Extracted data entries
◇ ◇ ◇
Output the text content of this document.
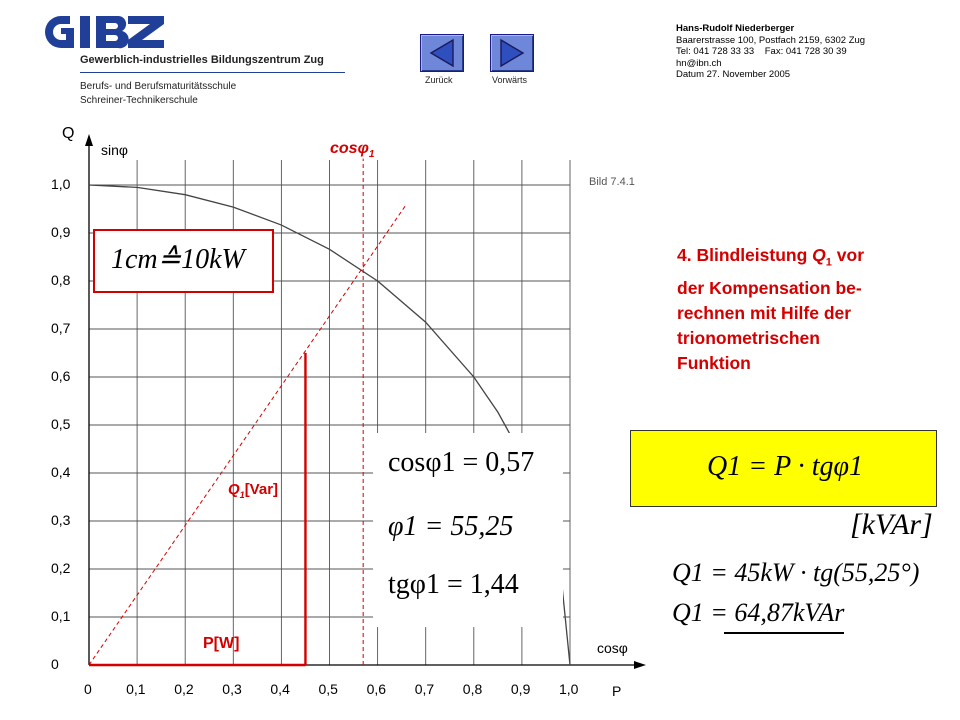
Gewerblich-industrielles Bildungszentrum Zug
Berufs- und Berufsmaturitätsschule
Schreiner-Technikerschule
Zurück	Vorwärts
Hans-Rudolf Niederberger
Baarerstrasse 100, Postfach 2159, 6302 Zug
Tel: 041 728 33 33    Fax: 041 728 30 39
hn@ibn.ch
Datum 27. November 2005
0 0,1 0,2 0,3 0,4 0,5 0,6 0,7 0,8 0,9 1,0
0
0,1
0,2
0,3
0,4
0,5
0,6
0,7
0,8
0,9
1,0
Q
sinφ
cosφ
P
Bild 7.4.1
cosφ$_1$
1cm≙10kW
$Q_1[Var]$
P[W]
cosφ1 = 0,57
φ1 = 55,25
tgφ1 = 1,44
4. Blindleistung $Q_1$ vor
der Kompensation be-
rechnen mit Hilfe der
trionometrischen
Funktion
Q1 = P · tgφ1
[kVAr]
Q1 = 45kW · tg(55,25°)
Q1 = 64,87kVAr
◇ ◇ ◇
** The problem **
Take the records above and transcribe them exactly, dropping every picture.

** Response to the task **
Output the text content of this document.
Gewerblich-industrielles Bildungszentrum Zug
Berufs- und Berufsmaturitätsschule
Schreiner-Technikerschule
Zurück	Vorwärts
Hans-Rudolf Niederberger
Baarerstrasse 100, Postfach 2159, 6302 Zug
Tel: 041 728 33 33    Fax: 041 728 30 39
hn@ibn.ch
Datum 27. November 2005
0 0,1 0,2 0,3 0,4 0,5 0,6 0,7 0,8 0,9 1,0
0
0,1
0,2
0,3
0,4
0,5
0,6
0,7
0,8
0,9
1,0
Q
sinφ
cosφ
P
Bild 7.4.1
cosφ$_1$
1cm≙10kW
$Q_1[Var]$
P[W]
cosφ1 = 0,57
φ1 = 55,25
tgφ1 = 1,44
4. Blindleistung $Q_1$ vor
der Kompensation be-
rechnen mit Hilfe der
trionometrischen
Funktion
Q1 = P · tgφ1
[kVAr]
Q1 = 45kW · tg(55,25°)
Q1 = 64,87kVAr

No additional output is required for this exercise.